===== INPUT MATERIAL

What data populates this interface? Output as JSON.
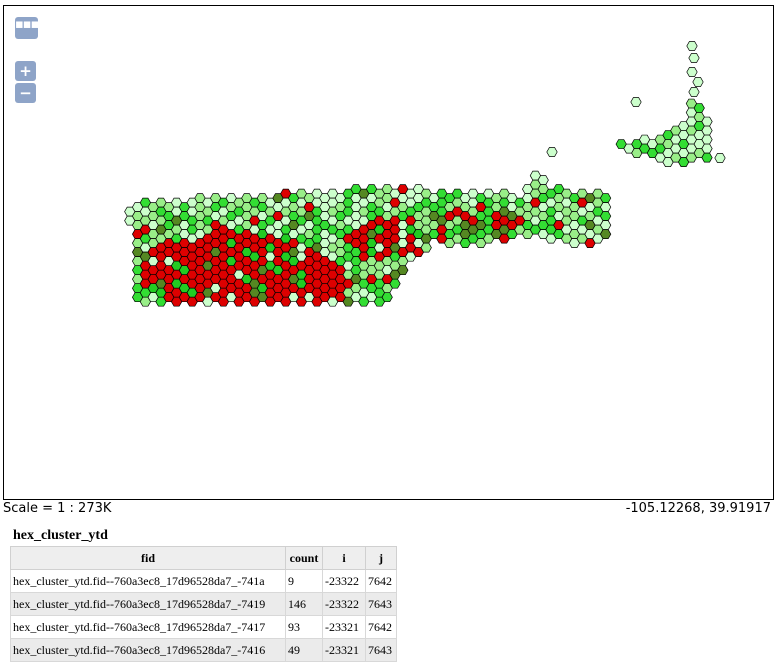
{
  "map": {
    "controls": {
      "layer_switcher_glyph": "▪▪▪",
      "zoom_in_glyph": "+",
      "zoom_out_glyph": "−"
    },
    "scale_label": "Scale = 1 : 273K",
    "coordinates": "-105.12268, 39.91917",
    "legend_colors": {
      "stroke": "#000000",
      "very_low": "#ccffcc",
      "low": "#99ee88",
      "mid": "#33dd33",
      "high": "#22cc22",
      "dark": "#558822",
      "hot": "#dd0000"
    }
  },
  "feature_info": {
    "layer_title": "hex_cluster_ytd",
    "columns": [
      "fid",
      "count",
      "i",
      "j"
    ],
    "rows": [
      {
        "fid": "hex_cluster_ytd.fid--760a3ec8_17d96528da7_-741a",
        "count": "9",
        "i": "-23322",
        "j": "7642"
      },
      {
        "fid": "hex_cluster_ytd.fid--760a3ec8_17d96528da7_-7419",
        "count": "146",
        "i": "-23322",
        "j": "7643"
      },
      {
        "fid": "hex_cluster_ytd.fid--760a3ec8_17d96528da7_-7417",
        "count": "93",
        "i": "-23321",
        "j": "7642"
      },
      {
        "fid": "hex_cluster_ytd.fid--760a3ec8_17d96528da7_-7416",
        "count": "49",
        "i": "-23321",
        "j": "7643"
      }
    ]
  }
}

==========

Set out every line from the material that contains the string "count".

      "count",
        "count": "9",
        "count": "146",
        "count": "93",
        "count": "49",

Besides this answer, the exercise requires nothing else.